*REQUIREMENT*
Copy each line where the word "used" occurs.

*EXERCISE INPUT*
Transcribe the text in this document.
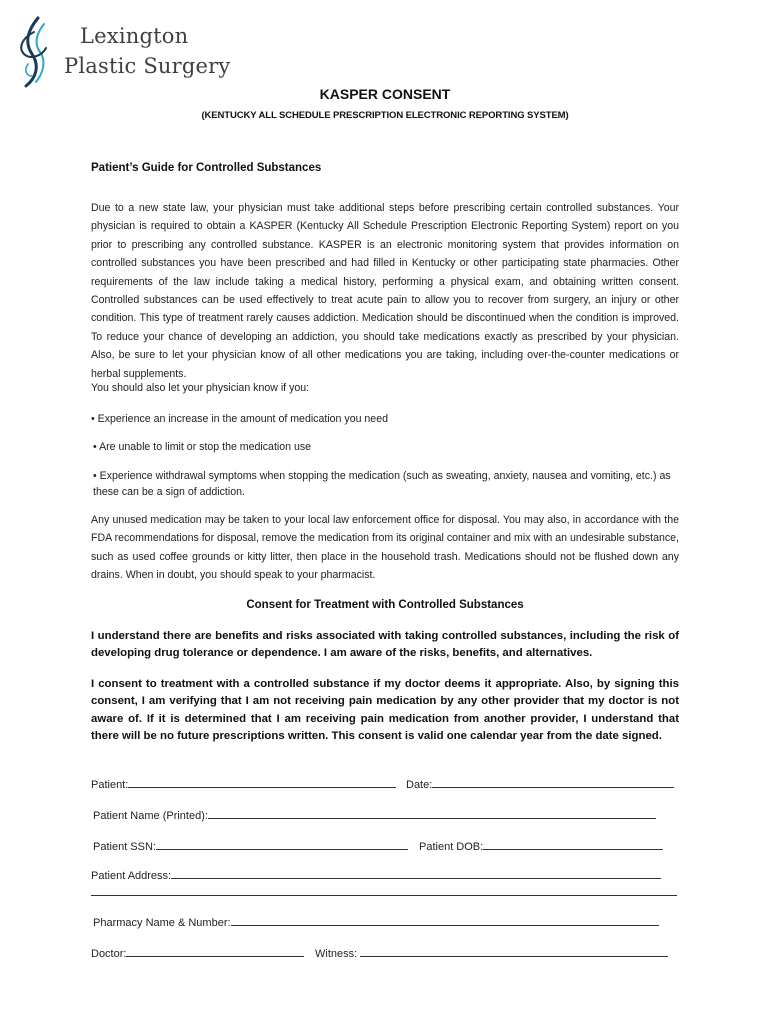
Lexington
Plastic Surgery
KASPER CONSENT
(KENTUCKY ALL SCHEDULE PRESCRIPTION ELECTRONIC REPORTING SYSTEM)
Patient’s Guide for Controlled Substances
Due to a new state law, your physician must take additional steps before prescribing certain controlled substances. Your physician is required to obtain a KASPER (Kentucky All Schedule Prescription Electronic Reporting System) report on you prior to prescribing any controlled substance. KASPER is an electronic monitoring system that provides information on controlled substances you have been prescribed and had filled in Kentucky or other participating state pharmacies. Other requirements of the law include taking a medical history, performing a physical exam, and obtaining written consent. Controlled substances can be used effectively to treat acute pain to allow you to recover from surgery, an injury or other condition. This type of treatment rarely causes addiction. Medication should be discontinued when the condition is improved. To reduce your chance of developing an addiction, you should take medications exactly as prescribed by your physician. Also, be sure to let your physician know of all other medications you are taking, including over-the-counter medications or herbal supplements.
You should also let your physician know if you:
• Experience an increase in the amount of medication you need
• Are unable to limit or stop the medication use
• Experience withdrawal symptoms when stopping the medication (such as sweating, anxiety, nausea and vomiting, etc.) as these can be a sign of addiction.
Any unused medication may be taken to your local law enforcement office for disposal. You may also, in accordance with the FDA recommendations for disposal, remove the medication from its original container and mix with an undesirable substance, such as used coffee grounds or kitty litter, then place in the household trash. Medications should not be flushed down any drains. When in doubt, you should speak to your pharmacist.
Consent for Treatment with Controlled Substances
I understand there are benefits and risks associated with taking controlled substances, including the risk of developing drug tolerance or dependence. I am aware of the risks, benefits, and alternatives.
I consent to treatment with a controlled substance if my doctor deems it appropriate. Also, by signing this consent, I am verifying that I am not receiving pain medication by any other provider that my doctor is not aware of. If it is determined that I am receiving pain medication from another provider, I understand that there will be no future prescriptions written. This consent is valid one calendar year from the date signed.
Patient:	Date:
Patient Name (Printed):
Patient SSN:	Patient DOB:
Patient Address:
Pharmacy Name & Number:
Doctor:	Witness:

*REPLY TO THE TASK*
Due to a new state law, your physician must take additional steps before prescribing certain controlled substances. Your physician is required to obtain a KASPER (Kentucky All Schedule Prescription Electronic Reporting System) report on you prior to prescribing any controlled substance. KASPER is an electronic monitoring system that provides information on controlled substances you have been prescribed and had filled in Kentucky or other participating state pharmacies. Other requirements of the law include taking a medical history, performing a physical exam, and obtaining written consent. Controlled substances can be used effectively to treat acute pain to allow you to recover from surgery, an injury or other condition. This type of treatment rarely causes addiction. Medication should be discontinued when the condition is improved. To reduce your chance of developing an addiction, you should take medications exactly as prescribed by your physician. Also, be sure to let your physician know of all other medications you are taking, including over-the-counter medications or herbal supplements.
Any unused medication may be taken to your local law enforcement office for disposal. You may also, in accordance with the FDA recommendations for disposal, remove the medication from its original container and mix with an undesirable substance, such as used coffee grounds or kitty litter, then place in the household trash. Medications should not be flushed down any drains. When in doubt, you should speak to your pharmacist.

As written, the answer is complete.